■ RECORDS SHOWN:
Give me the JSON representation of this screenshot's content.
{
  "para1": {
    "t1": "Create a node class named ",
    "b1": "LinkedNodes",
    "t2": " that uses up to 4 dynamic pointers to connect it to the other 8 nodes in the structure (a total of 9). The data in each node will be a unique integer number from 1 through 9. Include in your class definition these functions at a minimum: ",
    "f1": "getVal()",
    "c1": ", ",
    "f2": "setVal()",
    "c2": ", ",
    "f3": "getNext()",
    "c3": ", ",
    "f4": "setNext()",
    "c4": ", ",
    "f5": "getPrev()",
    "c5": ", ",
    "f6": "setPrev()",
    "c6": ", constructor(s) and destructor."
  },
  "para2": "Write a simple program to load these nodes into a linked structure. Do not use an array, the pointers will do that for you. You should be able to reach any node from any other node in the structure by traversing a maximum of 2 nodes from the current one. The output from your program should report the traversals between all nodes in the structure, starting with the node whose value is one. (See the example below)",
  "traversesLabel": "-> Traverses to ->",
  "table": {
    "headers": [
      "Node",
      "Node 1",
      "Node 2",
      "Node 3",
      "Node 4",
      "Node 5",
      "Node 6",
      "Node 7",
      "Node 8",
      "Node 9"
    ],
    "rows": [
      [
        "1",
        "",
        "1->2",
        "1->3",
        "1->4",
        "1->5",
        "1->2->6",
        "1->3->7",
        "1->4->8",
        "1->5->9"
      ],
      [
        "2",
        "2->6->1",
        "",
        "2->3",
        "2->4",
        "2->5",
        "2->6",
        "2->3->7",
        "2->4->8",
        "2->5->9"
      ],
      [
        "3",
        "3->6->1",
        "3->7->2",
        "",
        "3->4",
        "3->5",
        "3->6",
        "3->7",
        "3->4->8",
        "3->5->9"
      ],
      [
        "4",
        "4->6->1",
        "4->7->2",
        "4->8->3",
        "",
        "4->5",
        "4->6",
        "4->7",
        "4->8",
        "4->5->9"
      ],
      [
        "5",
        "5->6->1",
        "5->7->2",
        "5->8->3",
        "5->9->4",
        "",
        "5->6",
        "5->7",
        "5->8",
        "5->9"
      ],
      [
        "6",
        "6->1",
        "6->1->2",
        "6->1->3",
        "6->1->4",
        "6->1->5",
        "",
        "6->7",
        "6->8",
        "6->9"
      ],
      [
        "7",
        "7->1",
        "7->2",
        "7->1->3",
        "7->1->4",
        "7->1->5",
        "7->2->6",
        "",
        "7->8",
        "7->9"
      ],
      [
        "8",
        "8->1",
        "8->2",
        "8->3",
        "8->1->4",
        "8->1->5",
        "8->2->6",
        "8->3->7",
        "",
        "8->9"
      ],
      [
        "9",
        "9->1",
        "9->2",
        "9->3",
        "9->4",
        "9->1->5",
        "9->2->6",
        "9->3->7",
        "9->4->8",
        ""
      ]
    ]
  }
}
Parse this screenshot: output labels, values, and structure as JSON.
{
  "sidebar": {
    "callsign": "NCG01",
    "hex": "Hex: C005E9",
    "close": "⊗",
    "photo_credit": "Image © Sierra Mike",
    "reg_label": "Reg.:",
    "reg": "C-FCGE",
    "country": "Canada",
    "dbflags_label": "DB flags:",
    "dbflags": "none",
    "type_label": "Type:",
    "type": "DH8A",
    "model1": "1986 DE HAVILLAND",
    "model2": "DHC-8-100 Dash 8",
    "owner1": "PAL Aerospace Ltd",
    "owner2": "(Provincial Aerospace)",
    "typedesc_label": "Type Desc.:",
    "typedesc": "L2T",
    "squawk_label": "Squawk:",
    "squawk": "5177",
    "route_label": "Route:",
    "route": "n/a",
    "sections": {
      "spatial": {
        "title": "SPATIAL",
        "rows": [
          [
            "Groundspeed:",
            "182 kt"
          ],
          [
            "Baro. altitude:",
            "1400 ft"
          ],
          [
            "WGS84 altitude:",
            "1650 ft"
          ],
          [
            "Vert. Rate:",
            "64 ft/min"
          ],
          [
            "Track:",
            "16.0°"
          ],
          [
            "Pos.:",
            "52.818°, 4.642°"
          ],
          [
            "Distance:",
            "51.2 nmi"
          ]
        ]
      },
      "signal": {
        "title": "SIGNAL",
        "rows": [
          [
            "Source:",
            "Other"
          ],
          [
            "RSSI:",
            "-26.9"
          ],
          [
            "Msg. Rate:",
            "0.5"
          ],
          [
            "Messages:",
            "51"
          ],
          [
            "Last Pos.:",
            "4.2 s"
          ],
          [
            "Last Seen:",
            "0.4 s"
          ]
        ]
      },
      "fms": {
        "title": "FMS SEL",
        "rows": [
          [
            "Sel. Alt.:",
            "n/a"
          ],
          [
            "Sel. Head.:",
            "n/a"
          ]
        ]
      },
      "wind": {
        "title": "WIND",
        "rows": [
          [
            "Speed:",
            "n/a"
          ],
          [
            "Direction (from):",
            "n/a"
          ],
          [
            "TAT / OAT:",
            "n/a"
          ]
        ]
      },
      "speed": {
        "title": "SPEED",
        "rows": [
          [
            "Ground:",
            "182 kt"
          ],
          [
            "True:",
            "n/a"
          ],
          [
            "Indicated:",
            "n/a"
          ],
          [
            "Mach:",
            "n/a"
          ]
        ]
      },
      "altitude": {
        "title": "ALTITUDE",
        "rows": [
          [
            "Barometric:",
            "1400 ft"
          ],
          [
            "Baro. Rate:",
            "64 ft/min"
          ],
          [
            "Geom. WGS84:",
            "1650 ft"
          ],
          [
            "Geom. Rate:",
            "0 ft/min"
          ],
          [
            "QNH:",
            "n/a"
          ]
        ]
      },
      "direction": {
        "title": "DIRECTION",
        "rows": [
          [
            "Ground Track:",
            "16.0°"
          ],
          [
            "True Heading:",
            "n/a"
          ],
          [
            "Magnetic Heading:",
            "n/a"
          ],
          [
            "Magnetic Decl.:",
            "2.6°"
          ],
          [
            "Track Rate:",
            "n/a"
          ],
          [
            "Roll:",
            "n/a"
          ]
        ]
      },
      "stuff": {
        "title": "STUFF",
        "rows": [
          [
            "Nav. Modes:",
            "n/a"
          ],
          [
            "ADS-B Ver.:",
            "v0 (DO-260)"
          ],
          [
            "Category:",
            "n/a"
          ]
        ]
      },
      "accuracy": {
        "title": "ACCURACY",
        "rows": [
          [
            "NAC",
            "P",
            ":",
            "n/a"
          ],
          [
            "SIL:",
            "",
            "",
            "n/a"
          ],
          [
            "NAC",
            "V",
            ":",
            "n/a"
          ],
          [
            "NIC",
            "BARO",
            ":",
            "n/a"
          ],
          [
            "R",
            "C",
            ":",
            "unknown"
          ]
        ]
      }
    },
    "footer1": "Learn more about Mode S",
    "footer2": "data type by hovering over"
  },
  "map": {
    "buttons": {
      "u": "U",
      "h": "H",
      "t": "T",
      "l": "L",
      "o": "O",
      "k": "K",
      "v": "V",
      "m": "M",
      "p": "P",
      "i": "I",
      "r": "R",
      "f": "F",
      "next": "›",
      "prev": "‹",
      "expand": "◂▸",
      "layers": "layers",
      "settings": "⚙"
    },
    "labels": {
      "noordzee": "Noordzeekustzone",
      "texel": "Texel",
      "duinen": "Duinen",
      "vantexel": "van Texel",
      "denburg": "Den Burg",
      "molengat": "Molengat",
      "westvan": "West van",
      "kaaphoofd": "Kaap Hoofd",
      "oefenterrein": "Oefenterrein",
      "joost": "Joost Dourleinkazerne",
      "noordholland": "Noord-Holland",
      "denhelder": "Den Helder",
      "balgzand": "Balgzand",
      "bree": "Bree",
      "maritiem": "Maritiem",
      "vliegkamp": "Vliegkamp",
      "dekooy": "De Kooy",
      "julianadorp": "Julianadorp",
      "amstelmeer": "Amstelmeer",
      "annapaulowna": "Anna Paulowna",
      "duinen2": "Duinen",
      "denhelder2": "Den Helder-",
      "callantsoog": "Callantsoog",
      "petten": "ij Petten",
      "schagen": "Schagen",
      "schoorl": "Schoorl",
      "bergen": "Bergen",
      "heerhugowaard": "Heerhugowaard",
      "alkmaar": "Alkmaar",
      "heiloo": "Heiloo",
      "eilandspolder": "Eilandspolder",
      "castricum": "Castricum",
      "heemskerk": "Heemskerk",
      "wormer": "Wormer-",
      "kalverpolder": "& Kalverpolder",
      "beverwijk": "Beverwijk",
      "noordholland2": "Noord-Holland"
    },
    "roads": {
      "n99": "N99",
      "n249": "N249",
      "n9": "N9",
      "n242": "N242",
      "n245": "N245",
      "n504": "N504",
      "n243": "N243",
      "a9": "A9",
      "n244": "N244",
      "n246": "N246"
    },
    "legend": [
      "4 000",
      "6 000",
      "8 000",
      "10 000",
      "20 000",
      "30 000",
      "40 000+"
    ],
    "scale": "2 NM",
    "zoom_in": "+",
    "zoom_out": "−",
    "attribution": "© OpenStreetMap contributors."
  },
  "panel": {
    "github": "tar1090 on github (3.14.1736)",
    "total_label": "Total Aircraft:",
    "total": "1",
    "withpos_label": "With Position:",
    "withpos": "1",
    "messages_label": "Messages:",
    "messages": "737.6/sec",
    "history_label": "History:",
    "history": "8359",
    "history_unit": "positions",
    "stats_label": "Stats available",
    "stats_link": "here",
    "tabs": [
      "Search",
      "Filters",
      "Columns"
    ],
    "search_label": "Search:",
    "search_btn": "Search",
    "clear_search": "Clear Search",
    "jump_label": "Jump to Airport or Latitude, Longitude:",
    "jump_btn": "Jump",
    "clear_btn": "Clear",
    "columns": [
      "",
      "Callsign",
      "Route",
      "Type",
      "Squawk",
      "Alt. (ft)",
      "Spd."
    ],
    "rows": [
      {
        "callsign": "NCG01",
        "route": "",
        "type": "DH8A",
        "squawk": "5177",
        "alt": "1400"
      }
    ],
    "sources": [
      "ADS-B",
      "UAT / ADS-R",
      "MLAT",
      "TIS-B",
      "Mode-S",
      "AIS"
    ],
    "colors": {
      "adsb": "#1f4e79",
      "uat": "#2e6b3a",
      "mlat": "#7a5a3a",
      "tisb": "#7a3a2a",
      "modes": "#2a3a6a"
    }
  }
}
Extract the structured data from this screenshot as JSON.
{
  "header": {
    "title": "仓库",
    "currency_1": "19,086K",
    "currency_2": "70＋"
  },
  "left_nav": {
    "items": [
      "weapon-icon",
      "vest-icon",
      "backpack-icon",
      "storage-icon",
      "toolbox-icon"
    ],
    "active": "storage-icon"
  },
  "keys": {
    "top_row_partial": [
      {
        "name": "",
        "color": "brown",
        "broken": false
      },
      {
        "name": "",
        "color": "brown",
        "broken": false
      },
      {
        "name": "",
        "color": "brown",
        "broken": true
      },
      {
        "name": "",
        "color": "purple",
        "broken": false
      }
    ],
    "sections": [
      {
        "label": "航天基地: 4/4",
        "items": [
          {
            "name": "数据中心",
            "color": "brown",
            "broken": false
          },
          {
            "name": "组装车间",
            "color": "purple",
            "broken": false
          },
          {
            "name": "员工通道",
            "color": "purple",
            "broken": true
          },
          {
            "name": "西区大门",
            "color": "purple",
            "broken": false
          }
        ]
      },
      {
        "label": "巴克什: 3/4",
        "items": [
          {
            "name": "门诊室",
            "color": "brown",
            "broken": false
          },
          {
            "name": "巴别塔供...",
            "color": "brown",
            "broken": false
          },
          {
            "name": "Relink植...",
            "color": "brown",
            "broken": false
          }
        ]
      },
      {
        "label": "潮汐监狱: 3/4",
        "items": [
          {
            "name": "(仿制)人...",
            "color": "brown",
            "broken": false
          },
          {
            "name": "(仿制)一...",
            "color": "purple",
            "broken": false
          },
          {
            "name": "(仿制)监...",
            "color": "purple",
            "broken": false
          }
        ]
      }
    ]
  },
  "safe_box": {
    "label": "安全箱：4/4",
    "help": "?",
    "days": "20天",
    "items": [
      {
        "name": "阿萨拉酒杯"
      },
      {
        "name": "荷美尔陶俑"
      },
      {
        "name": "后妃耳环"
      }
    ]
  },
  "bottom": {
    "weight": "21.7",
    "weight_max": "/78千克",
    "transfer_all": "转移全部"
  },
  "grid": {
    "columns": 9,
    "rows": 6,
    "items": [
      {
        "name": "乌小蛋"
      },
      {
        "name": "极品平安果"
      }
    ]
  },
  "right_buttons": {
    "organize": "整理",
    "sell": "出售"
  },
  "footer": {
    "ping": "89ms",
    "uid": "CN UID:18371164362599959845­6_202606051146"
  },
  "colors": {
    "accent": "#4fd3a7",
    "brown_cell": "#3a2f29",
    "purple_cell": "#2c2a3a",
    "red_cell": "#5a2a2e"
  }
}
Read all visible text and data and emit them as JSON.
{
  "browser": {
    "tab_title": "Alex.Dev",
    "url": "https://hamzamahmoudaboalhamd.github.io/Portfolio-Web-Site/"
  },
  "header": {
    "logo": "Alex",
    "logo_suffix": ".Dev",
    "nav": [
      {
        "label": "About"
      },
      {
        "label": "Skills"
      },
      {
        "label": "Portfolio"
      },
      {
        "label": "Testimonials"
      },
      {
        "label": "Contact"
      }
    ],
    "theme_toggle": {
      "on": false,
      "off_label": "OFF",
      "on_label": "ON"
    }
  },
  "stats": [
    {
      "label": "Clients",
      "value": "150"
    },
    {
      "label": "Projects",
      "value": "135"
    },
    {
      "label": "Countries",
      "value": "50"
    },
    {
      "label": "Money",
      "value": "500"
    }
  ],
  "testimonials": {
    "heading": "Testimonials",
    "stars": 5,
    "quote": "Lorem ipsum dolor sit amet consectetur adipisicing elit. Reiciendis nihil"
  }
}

■ EXERCISE DESCRIPTION: Select every line where the word "icon" occurs.

■ WRITTEN SOLUTION:
      "weapon-icon",
      "vest-icon",
      "backpack-icon",
      "storage-icon",
      "toolbox-icon"
    "active": "storage-icon"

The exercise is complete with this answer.